Your goal: From the listing below, pull out all lines with "representation" in them.

Input for this task:

++++++++

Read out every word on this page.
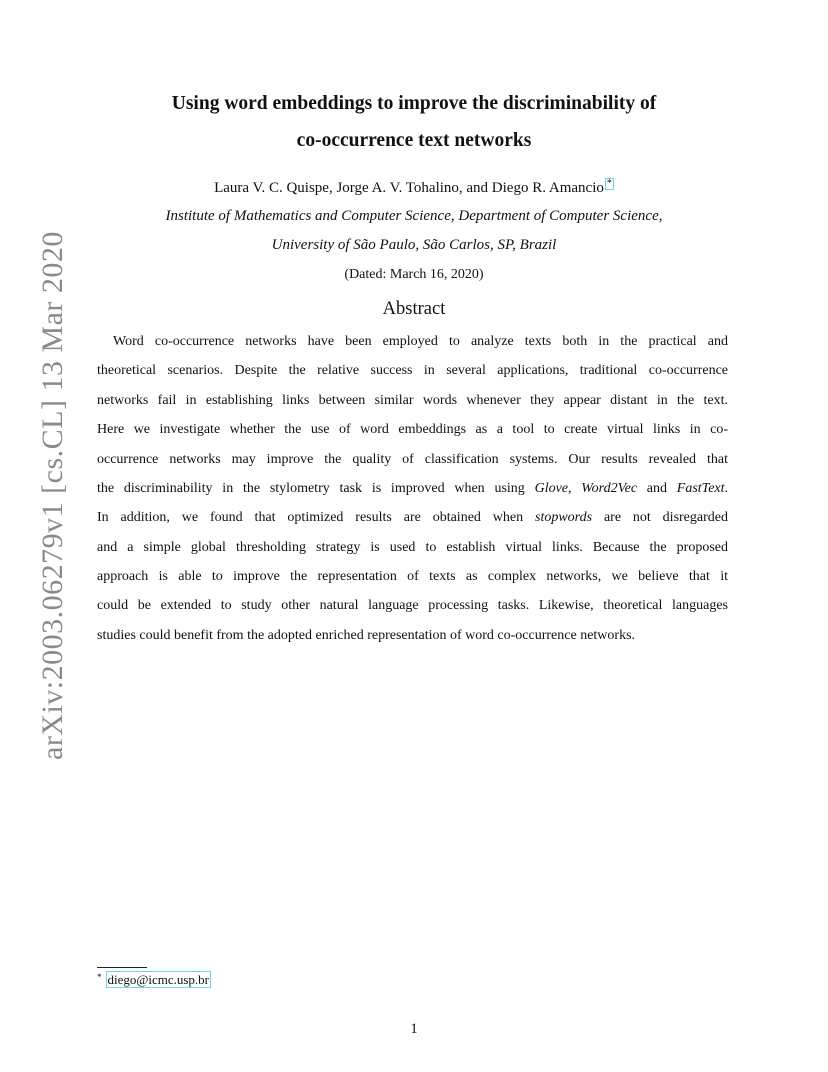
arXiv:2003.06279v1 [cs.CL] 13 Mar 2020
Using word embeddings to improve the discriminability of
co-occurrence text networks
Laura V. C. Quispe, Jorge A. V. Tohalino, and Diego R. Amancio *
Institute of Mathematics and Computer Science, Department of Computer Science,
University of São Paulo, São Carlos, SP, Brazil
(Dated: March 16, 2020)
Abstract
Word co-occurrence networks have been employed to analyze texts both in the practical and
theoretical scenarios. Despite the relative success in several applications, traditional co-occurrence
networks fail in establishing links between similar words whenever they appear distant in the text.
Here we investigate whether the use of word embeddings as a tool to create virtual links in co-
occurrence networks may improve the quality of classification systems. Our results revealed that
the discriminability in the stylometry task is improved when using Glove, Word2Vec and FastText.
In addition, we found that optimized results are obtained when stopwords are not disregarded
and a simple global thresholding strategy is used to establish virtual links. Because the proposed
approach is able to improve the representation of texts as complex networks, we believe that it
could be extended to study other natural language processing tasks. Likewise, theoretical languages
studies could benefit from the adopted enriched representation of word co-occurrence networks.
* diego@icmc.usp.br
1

++++++++

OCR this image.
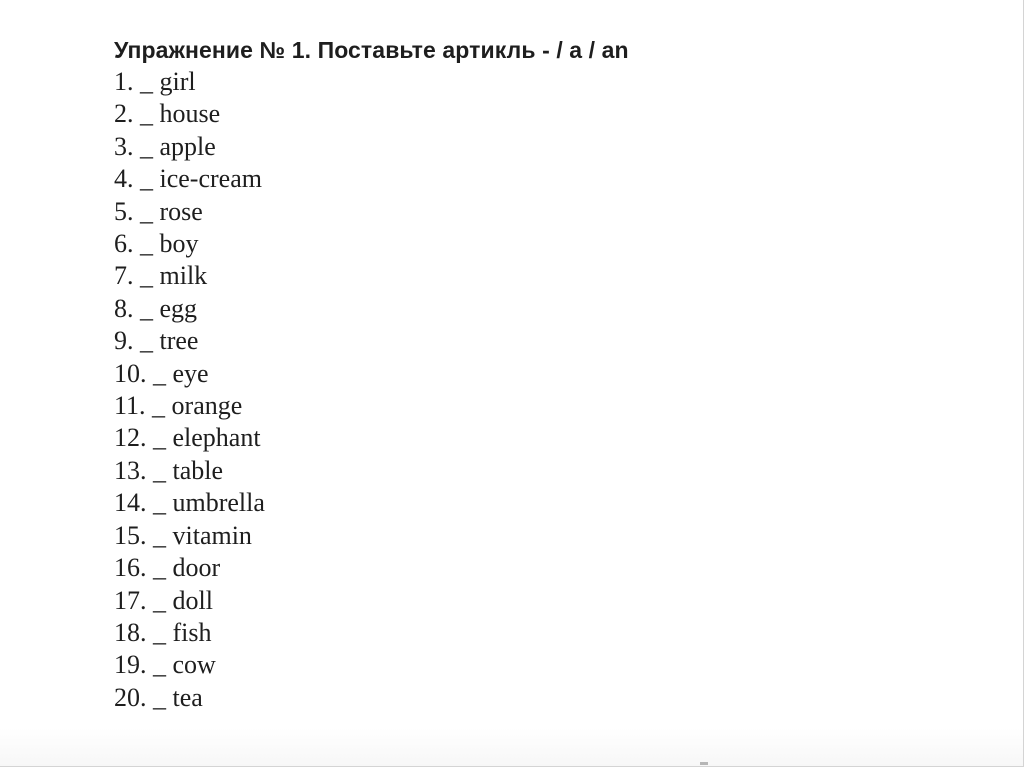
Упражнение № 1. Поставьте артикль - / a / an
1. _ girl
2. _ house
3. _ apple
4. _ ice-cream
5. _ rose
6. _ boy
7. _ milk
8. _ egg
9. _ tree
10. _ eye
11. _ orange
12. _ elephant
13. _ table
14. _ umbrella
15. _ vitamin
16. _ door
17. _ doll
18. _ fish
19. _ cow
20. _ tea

++++++++

Task response:
approach is able to improve the representation of texts as complex networks, we believe that it
studies could benefit from the adopted enriched representation of word co-occurrence networks.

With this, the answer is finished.